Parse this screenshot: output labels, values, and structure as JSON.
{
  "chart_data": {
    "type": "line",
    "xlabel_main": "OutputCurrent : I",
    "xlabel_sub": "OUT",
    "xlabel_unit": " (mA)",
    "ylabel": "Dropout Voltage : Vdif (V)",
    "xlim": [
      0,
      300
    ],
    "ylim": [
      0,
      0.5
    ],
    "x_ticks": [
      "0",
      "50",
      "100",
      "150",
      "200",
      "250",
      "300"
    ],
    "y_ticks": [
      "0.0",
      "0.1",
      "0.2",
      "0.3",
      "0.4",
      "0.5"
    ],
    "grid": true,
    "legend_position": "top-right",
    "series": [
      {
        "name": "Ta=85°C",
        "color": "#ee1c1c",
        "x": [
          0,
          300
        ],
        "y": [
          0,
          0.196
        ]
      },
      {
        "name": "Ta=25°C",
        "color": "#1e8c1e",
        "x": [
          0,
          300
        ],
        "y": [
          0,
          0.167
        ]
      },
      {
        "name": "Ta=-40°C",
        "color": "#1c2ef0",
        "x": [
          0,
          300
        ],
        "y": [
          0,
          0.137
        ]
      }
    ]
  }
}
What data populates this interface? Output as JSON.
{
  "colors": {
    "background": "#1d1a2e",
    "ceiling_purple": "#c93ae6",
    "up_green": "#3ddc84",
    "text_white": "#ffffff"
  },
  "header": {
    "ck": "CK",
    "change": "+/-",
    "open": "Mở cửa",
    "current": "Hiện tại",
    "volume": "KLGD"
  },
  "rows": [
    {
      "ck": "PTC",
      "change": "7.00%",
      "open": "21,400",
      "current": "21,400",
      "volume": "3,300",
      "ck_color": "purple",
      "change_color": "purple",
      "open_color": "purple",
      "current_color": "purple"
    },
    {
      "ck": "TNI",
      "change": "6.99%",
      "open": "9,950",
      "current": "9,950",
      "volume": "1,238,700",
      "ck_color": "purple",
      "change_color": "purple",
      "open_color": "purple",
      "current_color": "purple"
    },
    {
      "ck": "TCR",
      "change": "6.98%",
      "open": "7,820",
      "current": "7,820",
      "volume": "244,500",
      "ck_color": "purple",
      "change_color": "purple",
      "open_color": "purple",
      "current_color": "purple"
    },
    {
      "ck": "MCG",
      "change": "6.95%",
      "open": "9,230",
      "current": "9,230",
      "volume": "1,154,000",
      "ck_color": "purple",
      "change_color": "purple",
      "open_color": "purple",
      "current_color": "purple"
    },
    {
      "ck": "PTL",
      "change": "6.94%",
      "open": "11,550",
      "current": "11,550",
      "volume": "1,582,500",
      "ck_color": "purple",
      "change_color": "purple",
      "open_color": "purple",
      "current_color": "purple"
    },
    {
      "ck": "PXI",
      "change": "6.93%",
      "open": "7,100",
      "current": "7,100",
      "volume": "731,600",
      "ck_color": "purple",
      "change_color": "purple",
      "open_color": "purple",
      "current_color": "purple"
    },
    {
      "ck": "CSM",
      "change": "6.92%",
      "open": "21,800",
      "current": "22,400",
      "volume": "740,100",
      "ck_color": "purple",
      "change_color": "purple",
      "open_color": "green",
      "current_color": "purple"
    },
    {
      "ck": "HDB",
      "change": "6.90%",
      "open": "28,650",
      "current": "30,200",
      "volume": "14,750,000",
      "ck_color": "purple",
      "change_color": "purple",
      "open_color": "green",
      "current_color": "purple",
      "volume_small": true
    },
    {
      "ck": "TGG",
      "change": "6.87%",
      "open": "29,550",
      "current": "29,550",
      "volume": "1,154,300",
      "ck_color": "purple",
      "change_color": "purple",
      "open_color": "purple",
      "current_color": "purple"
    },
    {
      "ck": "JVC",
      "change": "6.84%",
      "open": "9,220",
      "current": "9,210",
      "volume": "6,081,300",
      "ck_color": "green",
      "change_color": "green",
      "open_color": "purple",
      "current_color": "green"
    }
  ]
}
= = = = = = =
● GOAL
Write out every line from the records above, word for word.

● FULL RESPONSE
Parse this screenshot: output labels, values, and structure as JSON.
{
  "chart_data": {
    "type": "line",
    "xlabel_main": "OutputCurrent : I",
    "xlabel_sub": "OUT",
    "xlabel_unit": " (mA)",
    "ylabel": "Dropout Voltage : Vdif (V)",
    "xlim": [
      0,
      300
    ],
    "ylim": [
      0,
      0.5
    ],
    "x_ticks": [
      "0",
      "50",
      "100",
      "150",
      "200",
      "250",
      "300"
    ],
    "y_ticks": [
      "0.0",
      "0.1",
      "0.2",
      "0.3",
      "0.4",
      "0.5"
    ],
    "grid": true,
    "legend_position": "top-right",
    "series": [
      {
        "name": "Ta=85°C",
        "color": "#ee1c1c",
        "x": [
          0,
          300
        ],
        "y": [
          0,
          0.196
        ]
      },
      {
        "name": "Ta=25°C",
        "color": "#1e8c1e",
        "x": [
          0,
          300
        ],
        "y": [
          0,
          0.167
        ]
      },
      {
        "name": "Ta=-40°C",
        "color": "#1c2ef0",
        "x": [
          0,
          300
        ],
        "y": [
          0,
          0.137
        ]
      }
    ]
  }
}
What data populates this interface? Output as JSON.
{
  "colors": {
    "background": "#1d1a2e",
    "ceiling_purple": "#c93ae6",
    "up_green": "#3ddc84",
    "text_white": "#ffffff"
  },
  "header": {
    "ck": "CK",
    "change": "+/-",
    "open": "Mở cửa",
    "current": "Hiện tại",
    "volume": "KLGD"
  },
  "rows": [
    {
      "ck": "PTC",
      "change": "7.00%",
      "open": "21,400",
      "current": "21,400",
      "volume": "3,300",
      "ck_color": "purple",
      "change_color": "purple",
      "open_color": "purple",
      "current_color": "purple"
    },
    {
      "ck": "TNI",
      "change": "6.99%",
      "open": "9,950",
      "current": "9,950",
      "volume": "1,238,700",
      "ck_color": "purple",
      "change_color": "purple",
      "open_color": "purple",
      "current_color": "purple"
    },
    {
      "ck": "TCR",
      "change": "6.98%",
      "open": "7,820",
      "current": "7,820",
      "volume": "244,500",
      "ck_color": "purple",
      "change_color": "purple",
      "open_color": "purple",
      "current_color": "purple"
    },
    {
      "ck": "MCG",
      "change": "6.95%",
      "open": "9,230",
      "current": "9,230",
      "volume": "1,154,000",
      "ck_color": "purple",
      "change_color": "purple",
      "open_color": "purple",
      "current_color": "purple"
    },
    {
      "ck": "PTL",
      "change": "6.94%",
      "open": "11,550",
      "current": "11,550",
      "volume": "1,582,500",
      "ck_color": "purple",
      "change_color": "purple",
      "open_color": "purple",
      "current_color": "purple"
    },
    {
      "ck": "PXI",
      "change": "6.93%",
      "open": "7,100",
      "current": "7,100",
      "volume": "731,600",
      "ck_color": "purple",
      "change_color": "purple",
      "open_color": "purple",
      "current_color": "purple"
    },
    {
      "ck": "CSM",
      "change": "6.92%",
      "open": "21,800",
      "current": "22,400",
      "volume": "740,100",
      "ck_color": "purple",
      "change_color": "purple",
      "open_color": "green",
      "current_color": "purple"
    },
    {
      "ck": "HDB",
      "change": "6.90%",
      "open": "28,650",
      "current": "30,200",
      "volume": "14,750,000",
      "ck_color": "purple",
      "change_color": "purple",
      "open_color": "green",
      "current_color": "purple",
      "volume_small": true
    },
    {
      "ck": "TGG",
      "change": "6.87%",
      "open": "29,550",
      "current": "29,550",
      "volume": "1,154,300",
      "ck_color": "purple",
      "change_color": "purple",
      "open_color": "purple",
      "current_color": "purple"
    },
    {
      "ck": "JVC",
      "change": "6.84%",
      "open": "9,220",
      "current": "9,210",
      "volume": "6,081,300",
      "ck_color": "green",
      "change_color": "green",
      "open_color": "purple",
      "current_color": "green"
    }
  ]
}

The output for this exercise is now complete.